**DESCRIPTION OF THE TASK**.
Copy every line in which the string "name" occurs.

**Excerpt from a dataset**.

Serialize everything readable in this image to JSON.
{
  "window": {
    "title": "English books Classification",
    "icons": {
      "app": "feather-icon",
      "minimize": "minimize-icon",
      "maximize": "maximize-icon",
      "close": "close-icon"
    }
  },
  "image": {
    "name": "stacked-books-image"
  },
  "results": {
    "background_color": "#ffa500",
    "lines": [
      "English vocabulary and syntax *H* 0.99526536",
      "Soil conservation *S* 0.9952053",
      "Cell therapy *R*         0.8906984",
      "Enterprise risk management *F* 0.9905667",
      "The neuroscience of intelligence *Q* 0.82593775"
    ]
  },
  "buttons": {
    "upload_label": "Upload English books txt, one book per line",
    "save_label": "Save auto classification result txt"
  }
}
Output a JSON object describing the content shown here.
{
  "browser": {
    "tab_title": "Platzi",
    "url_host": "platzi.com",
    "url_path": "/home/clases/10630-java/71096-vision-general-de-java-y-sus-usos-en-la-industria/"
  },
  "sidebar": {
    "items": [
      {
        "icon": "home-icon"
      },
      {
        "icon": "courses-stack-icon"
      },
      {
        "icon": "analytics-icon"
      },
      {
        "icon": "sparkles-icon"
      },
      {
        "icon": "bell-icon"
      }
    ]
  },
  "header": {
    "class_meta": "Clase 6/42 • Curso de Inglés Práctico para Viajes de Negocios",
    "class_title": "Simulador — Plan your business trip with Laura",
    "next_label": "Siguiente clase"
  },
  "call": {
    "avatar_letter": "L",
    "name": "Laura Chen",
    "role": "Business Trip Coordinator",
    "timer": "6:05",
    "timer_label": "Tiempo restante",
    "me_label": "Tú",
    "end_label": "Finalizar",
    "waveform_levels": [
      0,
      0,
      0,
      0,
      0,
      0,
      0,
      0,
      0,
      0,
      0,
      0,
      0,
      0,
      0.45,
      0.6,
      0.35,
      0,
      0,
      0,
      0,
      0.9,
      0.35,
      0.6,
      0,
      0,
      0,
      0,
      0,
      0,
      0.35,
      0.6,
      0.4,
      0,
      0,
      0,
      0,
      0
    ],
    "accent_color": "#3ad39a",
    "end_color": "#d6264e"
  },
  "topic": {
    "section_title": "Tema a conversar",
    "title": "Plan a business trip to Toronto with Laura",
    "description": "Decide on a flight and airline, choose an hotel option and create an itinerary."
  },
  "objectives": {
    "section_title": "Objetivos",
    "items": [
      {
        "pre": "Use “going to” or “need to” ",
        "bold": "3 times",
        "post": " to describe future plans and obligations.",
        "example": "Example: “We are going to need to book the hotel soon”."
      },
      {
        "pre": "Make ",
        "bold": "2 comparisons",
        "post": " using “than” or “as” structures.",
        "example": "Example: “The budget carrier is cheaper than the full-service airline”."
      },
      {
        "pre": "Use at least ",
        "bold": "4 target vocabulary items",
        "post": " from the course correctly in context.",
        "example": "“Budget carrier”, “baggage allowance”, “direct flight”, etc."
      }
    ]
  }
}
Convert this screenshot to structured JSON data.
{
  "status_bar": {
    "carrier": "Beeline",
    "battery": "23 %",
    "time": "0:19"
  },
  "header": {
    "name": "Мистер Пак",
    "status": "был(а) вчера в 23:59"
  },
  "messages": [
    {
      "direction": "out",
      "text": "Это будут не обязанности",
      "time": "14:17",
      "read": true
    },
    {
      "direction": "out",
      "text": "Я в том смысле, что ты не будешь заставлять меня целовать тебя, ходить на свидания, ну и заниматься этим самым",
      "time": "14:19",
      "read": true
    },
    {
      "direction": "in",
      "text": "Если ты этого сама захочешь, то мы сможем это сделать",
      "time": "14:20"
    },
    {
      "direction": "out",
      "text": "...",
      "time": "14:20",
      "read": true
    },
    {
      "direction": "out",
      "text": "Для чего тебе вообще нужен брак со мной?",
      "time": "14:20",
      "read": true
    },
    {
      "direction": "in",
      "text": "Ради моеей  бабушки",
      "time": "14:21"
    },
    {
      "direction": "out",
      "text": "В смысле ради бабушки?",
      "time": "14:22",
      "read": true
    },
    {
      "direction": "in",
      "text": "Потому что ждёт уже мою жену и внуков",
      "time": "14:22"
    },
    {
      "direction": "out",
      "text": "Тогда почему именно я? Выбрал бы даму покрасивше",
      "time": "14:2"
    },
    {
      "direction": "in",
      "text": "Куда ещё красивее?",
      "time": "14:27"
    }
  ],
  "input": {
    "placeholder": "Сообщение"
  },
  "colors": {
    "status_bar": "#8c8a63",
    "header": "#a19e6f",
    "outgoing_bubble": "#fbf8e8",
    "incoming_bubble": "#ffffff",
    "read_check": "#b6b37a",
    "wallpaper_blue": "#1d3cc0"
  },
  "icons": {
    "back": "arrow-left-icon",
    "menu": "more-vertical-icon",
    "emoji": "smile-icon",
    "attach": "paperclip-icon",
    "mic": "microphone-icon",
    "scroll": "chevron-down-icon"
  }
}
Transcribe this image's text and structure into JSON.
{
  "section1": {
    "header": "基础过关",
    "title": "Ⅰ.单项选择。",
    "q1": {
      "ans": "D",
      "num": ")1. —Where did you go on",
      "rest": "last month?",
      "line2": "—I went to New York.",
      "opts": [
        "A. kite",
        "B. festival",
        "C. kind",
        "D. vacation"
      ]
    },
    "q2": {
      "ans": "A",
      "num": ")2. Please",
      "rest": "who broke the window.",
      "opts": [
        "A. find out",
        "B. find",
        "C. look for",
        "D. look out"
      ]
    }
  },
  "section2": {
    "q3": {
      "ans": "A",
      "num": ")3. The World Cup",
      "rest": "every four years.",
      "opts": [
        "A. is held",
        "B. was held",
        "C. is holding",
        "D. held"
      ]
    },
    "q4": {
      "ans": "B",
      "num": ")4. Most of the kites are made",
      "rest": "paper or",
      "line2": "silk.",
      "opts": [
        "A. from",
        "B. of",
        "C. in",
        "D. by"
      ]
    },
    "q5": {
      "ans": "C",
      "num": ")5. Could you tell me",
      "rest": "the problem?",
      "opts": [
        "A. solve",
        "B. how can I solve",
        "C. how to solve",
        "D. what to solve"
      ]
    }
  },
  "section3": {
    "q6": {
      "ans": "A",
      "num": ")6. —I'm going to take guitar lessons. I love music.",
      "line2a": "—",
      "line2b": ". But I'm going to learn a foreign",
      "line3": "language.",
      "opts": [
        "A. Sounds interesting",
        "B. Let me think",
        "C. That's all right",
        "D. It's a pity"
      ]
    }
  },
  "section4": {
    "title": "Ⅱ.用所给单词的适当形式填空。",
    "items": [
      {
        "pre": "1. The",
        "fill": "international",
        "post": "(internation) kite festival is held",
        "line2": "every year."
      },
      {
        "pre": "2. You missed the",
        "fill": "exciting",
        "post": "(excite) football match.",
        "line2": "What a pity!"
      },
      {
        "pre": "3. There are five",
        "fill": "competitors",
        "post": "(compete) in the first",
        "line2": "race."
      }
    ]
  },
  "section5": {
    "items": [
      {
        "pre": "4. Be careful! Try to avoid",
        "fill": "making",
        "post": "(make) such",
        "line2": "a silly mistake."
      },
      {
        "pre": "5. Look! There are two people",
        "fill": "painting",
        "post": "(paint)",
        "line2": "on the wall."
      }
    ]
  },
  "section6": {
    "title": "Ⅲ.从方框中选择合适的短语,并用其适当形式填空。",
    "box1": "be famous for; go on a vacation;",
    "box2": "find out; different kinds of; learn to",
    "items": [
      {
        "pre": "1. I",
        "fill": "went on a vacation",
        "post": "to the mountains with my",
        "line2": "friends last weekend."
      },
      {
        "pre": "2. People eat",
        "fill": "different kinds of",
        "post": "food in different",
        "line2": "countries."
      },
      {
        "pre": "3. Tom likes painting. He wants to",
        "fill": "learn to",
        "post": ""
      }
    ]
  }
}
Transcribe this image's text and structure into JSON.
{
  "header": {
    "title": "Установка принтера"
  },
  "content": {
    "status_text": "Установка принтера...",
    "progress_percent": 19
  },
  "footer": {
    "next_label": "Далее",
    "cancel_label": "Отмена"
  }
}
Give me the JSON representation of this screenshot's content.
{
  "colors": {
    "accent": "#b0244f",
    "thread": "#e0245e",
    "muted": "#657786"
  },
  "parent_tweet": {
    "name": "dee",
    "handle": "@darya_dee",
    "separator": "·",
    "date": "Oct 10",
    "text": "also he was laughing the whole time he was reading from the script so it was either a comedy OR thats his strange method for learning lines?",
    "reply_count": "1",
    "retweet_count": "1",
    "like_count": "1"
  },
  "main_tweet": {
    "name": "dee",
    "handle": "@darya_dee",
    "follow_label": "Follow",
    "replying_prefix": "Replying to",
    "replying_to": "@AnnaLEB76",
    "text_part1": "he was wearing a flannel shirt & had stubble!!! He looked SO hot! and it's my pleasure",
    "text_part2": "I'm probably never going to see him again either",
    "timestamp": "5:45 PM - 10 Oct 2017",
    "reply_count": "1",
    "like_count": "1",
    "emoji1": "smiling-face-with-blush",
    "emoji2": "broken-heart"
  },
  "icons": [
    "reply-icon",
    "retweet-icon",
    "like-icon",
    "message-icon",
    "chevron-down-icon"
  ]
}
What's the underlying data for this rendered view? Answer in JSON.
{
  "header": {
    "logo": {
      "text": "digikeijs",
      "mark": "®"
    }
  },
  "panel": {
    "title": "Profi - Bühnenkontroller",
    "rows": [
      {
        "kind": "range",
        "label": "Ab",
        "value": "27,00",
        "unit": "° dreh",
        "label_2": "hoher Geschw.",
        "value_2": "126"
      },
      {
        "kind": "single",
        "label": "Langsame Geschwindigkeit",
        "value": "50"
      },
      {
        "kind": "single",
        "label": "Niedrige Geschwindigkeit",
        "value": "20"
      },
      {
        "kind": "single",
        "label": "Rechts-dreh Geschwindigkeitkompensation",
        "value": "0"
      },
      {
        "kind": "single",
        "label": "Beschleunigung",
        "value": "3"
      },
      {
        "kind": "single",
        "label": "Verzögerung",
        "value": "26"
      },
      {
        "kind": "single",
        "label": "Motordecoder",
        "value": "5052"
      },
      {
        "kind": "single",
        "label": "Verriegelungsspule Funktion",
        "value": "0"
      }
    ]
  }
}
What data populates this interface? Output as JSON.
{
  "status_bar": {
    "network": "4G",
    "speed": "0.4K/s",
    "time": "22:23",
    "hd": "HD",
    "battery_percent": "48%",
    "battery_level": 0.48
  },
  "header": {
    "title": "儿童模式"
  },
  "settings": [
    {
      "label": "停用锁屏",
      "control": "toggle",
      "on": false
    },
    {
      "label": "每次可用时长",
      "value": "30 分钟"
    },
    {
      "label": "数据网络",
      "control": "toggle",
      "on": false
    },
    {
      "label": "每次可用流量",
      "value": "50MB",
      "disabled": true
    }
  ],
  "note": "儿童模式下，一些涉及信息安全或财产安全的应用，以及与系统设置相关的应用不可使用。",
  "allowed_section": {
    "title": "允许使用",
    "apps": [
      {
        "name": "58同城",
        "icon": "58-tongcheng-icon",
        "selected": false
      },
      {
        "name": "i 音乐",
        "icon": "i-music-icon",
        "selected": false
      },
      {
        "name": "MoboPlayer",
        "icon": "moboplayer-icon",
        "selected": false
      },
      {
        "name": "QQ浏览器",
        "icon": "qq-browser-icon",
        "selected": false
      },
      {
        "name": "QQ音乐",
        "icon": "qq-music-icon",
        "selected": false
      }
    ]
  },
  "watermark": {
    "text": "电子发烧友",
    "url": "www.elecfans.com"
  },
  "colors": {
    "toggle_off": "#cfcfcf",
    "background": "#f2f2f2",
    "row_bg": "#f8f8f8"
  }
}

**RESPONSE TO THIS EXERCISE**.
    "name": "stacked-books-image"
    "name": "Laura Chen",
    "name": "Мистер Пак",
    "name": "dee",
    "name": "dee",
        "name": "58同城",
        "name": "i 音乐",
        "name": "MoboPlayer",
        "name": "QQ浏览器",
        "name": "QQ音乐",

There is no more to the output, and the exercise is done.